Required work | Reproduce the lines of the material exactly, excluding every image.

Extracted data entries
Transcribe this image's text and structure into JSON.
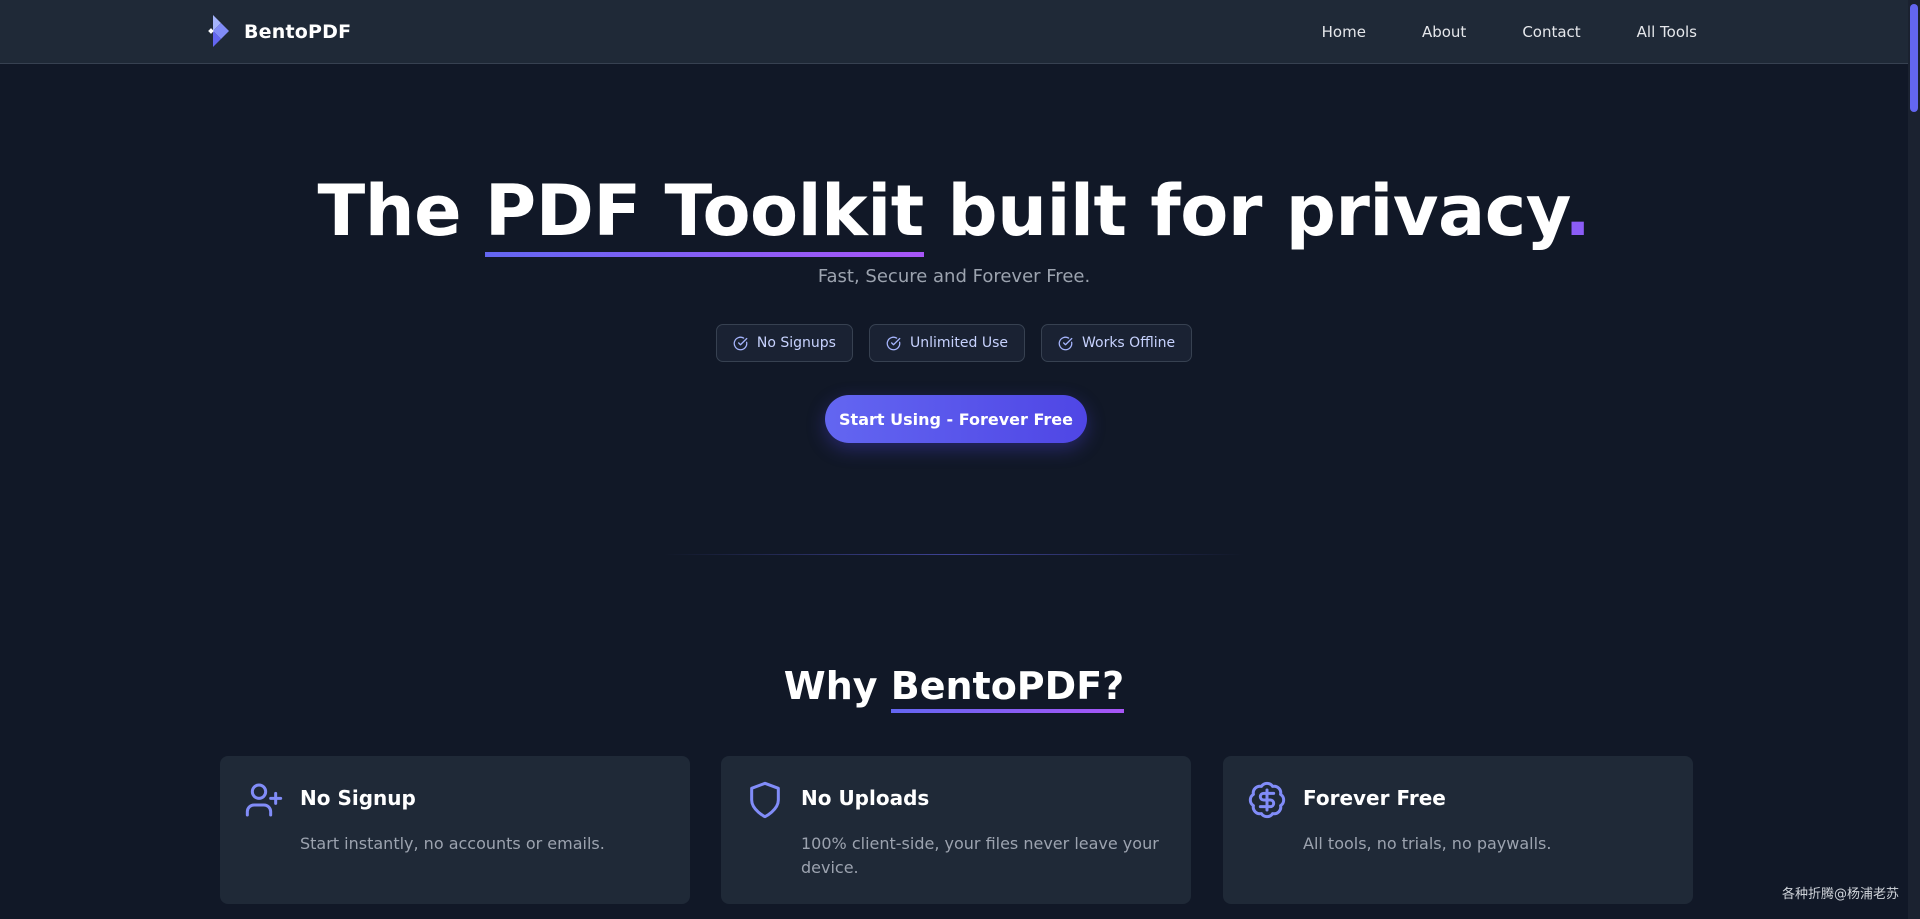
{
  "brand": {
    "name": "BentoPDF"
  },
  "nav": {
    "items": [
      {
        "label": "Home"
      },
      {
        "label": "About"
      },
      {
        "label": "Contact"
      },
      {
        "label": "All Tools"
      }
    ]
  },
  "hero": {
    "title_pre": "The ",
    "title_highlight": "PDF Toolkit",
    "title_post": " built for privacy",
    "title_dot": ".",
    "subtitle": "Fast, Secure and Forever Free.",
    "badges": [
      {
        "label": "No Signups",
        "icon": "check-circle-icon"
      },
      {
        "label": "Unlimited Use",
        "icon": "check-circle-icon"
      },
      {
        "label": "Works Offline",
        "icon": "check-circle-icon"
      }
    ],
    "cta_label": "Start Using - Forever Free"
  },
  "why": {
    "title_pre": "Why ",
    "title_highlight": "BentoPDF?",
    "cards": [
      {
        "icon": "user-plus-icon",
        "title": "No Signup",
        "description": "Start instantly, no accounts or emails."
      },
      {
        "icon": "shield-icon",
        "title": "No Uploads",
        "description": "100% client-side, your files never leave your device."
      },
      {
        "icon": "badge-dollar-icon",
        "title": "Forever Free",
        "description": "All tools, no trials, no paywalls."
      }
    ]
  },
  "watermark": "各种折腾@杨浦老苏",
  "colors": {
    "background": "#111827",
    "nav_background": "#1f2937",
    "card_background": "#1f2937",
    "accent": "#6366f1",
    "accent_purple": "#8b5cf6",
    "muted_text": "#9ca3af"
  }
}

Reply |
Transcribe this image's text and structure into JSON.
{
  "brand": {
    "name": "BentoPDF"
  },
  "nav": {
    "items": [
      {
        "label": "Home"
      },
      {
        "label": "About"
      },
      {
        "label": "Contact"
      },
      {
        "label": "All Tools"
      }
    ]
  },
  "hero": {
    "title_pre": "The ",
    "title_highlight": "PDF Toolkit",
    "title_post": " built for privacy",
    "title_dot": ".",
    "subtitle": "Fast, Secure and Forever Free.",
    "badges": [
      {
        "label": "No Signups",
        "icon": "check-circle-icon"
      },
      {
        "label": "Unlimited Use",
        "icon": "check-circle-icon"
      },
      {
        "label": "Works Offline",
        "icon": "check-circle-icon"
      }
    ],
    "cta_label": "Start Using - Forever Free"
  },
  "why": {
    "title_pre": "Why ",
    "title_highlight": "BentoPDF?",
    "cards": [
      {
        "icon": "user-plus-icon",
        "title": "No Signup",
        "description": "Start instantly, no accounts or emails."
      },
      {
        "icon": "shield-icon",
        "title": "No Uploads",
        "description": "100% client-side, your files never leave your device."
      },
      {
        "icon": "badge-dollar-icon",
        "title": "Forever Free",
        "description": "All tools, no trials, no paywalls."
      }
    ]
  },
  "watermark": "各种折腾@杨浦老苏",
  "colors": {
    "background": "#111827",
    "nav_background": "#1f2937",
    "card_background": "#1f2937",
    "accent": "#6366f1",
    "accent_purple": "#8b5cf6",
    "muted_text": "#9ca3af"
  }
}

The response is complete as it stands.